* Start RECORDS PROVIDED *

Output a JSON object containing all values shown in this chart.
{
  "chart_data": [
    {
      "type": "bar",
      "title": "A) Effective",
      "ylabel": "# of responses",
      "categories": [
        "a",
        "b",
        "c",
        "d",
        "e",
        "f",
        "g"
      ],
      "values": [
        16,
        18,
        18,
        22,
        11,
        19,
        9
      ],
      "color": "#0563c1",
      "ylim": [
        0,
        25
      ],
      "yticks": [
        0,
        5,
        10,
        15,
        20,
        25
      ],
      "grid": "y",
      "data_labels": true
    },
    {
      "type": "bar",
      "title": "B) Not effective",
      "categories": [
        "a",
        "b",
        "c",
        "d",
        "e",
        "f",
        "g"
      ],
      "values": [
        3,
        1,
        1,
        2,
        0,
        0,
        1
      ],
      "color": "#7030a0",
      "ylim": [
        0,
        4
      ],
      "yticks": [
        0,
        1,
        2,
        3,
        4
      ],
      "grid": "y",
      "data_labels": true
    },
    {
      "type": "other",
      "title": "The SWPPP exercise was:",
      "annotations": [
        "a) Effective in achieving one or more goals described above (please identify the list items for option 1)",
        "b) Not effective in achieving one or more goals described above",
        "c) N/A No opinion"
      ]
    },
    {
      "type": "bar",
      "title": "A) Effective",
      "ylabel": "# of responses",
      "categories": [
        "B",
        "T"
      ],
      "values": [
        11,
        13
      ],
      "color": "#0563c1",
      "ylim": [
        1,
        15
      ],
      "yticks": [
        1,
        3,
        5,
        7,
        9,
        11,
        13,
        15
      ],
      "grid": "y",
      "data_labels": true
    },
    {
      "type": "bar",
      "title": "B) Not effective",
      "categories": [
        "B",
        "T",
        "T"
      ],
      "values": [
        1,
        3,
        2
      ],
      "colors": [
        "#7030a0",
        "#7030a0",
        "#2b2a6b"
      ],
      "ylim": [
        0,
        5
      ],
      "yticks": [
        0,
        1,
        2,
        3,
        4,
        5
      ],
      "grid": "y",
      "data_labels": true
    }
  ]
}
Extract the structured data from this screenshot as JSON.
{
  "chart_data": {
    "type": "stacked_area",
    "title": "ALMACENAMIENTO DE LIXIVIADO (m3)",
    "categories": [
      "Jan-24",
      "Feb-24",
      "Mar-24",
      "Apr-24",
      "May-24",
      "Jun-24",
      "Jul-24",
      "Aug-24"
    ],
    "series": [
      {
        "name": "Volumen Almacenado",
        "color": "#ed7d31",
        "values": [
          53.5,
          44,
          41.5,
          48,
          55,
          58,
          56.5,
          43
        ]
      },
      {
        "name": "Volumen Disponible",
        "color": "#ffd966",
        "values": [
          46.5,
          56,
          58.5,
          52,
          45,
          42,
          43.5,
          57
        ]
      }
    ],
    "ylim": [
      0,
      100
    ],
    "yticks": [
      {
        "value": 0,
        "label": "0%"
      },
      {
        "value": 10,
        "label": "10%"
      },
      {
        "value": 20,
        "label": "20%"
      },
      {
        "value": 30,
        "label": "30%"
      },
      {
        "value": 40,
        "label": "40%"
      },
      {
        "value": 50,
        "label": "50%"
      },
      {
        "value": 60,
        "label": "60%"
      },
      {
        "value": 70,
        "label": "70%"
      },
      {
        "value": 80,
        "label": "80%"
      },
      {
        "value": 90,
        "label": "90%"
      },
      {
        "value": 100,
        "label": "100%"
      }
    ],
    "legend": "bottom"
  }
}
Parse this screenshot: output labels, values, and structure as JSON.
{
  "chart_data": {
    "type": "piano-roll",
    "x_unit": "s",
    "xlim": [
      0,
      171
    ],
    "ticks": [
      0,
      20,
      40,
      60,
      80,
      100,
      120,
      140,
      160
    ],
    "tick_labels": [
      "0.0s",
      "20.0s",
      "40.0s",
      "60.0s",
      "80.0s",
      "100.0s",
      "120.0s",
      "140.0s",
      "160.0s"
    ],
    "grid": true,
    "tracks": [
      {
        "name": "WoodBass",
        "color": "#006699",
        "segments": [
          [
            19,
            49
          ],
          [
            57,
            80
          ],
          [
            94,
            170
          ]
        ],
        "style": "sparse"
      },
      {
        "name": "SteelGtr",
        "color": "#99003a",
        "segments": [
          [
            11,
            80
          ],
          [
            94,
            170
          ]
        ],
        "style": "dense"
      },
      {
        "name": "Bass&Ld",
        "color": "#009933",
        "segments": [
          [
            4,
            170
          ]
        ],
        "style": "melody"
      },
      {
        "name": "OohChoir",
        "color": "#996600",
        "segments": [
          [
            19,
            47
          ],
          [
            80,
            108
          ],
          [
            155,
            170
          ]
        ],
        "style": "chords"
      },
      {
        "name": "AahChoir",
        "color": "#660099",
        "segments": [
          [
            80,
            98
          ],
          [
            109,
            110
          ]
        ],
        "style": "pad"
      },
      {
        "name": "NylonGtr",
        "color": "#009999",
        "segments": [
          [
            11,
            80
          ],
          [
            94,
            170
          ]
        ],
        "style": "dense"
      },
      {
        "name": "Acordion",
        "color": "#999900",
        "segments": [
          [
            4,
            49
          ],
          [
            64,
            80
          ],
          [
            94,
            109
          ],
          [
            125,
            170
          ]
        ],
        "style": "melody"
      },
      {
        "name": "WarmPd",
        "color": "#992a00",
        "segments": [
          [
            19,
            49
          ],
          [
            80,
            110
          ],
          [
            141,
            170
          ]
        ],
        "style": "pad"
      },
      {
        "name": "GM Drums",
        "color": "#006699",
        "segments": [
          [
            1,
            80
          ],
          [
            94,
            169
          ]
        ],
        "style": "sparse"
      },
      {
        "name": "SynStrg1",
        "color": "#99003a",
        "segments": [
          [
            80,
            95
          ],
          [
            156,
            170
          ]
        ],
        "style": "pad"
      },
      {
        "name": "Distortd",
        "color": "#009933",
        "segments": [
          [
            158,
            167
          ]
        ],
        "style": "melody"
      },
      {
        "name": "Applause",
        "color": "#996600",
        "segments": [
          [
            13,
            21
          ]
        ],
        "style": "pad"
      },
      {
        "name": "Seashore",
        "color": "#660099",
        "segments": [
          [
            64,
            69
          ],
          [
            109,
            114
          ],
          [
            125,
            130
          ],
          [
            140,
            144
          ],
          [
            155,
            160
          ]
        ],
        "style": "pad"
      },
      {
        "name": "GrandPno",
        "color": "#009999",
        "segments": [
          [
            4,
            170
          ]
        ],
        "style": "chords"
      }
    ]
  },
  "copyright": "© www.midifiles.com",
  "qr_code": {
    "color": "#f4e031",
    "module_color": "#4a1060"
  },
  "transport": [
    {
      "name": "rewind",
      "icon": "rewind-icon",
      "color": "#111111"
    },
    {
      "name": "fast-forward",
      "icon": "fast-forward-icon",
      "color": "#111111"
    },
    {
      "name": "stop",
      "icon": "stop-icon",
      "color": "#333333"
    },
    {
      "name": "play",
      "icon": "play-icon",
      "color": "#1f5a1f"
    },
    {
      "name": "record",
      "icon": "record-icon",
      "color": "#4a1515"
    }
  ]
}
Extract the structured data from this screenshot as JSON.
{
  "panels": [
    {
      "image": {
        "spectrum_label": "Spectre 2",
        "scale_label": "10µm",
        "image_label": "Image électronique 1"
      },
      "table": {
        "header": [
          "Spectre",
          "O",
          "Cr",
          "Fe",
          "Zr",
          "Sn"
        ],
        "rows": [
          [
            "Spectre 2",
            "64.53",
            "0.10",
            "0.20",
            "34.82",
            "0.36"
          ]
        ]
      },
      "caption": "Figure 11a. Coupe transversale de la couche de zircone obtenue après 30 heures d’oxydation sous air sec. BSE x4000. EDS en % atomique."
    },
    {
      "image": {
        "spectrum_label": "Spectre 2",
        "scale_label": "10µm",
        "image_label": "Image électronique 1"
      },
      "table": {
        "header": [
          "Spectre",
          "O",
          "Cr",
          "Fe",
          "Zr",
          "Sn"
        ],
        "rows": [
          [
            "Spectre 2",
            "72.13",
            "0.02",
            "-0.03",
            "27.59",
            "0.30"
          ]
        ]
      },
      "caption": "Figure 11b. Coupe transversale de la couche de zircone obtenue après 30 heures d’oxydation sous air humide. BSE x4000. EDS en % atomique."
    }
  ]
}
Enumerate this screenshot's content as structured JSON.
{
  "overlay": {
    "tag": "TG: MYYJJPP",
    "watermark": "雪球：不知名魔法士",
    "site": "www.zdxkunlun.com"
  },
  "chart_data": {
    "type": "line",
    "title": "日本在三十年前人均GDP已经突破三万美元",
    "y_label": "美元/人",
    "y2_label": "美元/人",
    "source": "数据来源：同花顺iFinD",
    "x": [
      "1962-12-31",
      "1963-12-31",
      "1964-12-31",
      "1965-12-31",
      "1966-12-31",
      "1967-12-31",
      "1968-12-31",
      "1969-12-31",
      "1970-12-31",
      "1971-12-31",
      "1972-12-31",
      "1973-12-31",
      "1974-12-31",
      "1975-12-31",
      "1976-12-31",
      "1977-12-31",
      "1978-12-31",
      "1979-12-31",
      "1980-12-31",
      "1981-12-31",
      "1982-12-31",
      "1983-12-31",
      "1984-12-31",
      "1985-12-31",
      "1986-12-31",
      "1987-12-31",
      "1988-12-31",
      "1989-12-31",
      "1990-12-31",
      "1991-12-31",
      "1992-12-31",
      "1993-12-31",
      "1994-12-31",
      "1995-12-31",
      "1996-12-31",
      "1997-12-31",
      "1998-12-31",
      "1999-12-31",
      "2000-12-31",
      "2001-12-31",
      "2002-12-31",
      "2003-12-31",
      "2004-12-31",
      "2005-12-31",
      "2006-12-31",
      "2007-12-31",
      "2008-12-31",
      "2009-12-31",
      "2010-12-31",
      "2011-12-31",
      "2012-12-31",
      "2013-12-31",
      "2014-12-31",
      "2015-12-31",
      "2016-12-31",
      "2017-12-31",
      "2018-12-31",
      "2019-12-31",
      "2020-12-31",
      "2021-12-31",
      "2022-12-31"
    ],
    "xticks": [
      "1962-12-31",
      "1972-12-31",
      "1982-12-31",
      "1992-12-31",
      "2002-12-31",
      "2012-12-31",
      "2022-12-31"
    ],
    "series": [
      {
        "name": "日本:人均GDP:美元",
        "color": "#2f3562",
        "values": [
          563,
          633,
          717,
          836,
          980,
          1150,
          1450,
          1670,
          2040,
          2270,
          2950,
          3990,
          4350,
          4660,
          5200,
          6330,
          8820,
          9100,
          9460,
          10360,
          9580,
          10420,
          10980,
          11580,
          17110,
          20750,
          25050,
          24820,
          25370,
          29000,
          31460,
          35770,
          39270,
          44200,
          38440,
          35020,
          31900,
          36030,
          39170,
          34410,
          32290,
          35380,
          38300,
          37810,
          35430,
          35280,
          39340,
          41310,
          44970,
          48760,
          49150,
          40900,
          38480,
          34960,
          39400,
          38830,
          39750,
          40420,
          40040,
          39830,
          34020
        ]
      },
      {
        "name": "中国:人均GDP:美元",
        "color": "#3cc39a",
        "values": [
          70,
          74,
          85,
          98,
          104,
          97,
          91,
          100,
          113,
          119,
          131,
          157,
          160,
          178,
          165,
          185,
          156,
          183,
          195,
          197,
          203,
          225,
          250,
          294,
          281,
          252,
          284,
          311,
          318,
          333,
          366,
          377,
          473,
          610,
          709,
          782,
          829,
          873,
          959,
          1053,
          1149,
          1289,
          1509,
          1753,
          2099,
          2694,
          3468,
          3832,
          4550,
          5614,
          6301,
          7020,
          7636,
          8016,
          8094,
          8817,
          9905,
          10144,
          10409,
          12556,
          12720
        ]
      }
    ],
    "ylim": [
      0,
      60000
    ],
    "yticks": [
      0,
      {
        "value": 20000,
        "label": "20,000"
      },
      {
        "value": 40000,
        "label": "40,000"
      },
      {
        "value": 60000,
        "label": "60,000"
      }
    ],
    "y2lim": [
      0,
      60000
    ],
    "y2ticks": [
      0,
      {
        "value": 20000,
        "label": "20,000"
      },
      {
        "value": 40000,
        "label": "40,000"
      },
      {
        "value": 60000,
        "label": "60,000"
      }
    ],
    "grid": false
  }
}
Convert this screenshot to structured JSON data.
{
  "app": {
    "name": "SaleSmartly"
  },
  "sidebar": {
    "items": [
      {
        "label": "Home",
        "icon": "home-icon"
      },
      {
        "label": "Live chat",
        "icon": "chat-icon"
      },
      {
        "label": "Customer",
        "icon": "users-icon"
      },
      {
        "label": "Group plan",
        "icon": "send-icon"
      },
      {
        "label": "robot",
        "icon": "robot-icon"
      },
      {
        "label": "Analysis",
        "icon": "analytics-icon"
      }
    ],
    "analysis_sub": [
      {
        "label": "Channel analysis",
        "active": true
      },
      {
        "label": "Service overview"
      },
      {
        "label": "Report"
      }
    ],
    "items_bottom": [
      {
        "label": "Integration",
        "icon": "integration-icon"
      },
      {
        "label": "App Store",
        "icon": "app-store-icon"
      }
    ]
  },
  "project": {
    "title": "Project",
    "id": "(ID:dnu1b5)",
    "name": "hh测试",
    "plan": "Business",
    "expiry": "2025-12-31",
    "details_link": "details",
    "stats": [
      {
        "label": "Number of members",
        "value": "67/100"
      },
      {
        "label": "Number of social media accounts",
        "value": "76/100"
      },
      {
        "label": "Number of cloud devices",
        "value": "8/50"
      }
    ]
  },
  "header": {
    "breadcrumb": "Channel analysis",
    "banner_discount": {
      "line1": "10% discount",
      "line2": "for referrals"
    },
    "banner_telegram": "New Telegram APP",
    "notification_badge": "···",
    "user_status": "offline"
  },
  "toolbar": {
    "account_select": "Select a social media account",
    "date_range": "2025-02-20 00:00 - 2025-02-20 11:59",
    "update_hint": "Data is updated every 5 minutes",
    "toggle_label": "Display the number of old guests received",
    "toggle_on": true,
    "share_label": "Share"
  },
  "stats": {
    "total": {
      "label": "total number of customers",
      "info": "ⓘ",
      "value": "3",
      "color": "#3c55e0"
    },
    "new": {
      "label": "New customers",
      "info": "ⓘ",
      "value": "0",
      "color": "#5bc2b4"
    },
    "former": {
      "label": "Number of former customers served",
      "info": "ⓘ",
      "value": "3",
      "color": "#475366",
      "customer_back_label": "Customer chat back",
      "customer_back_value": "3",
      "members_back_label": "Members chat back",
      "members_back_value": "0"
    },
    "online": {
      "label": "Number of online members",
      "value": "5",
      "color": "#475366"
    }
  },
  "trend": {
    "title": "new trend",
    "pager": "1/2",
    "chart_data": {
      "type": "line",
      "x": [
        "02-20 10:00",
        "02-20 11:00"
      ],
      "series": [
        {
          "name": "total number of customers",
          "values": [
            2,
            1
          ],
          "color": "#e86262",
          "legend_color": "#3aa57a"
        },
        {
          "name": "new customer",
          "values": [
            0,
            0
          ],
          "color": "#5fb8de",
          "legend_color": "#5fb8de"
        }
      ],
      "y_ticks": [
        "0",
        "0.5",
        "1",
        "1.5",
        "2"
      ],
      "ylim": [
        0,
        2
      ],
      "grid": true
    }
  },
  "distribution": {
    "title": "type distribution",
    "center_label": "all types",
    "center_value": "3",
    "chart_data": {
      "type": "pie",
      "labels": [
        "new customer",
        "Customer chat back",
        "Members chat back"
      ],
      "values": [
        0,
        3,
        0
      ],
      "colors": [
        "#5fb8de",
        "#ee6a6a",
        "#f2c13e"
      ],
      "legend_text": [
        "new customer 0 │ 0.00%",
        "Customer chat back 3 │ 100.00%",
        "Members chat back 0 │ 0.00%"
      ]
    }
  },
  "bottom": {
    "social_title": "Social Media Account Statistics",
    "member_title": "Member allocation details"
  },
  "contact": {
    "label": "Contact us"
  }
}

* End RECORDS PROVIDED *

### WHAT IS EXPECTED:
From the data, pick out every line that includes "online".

### RESULT BELOW:
    "online": {
      "label": "Number of online members",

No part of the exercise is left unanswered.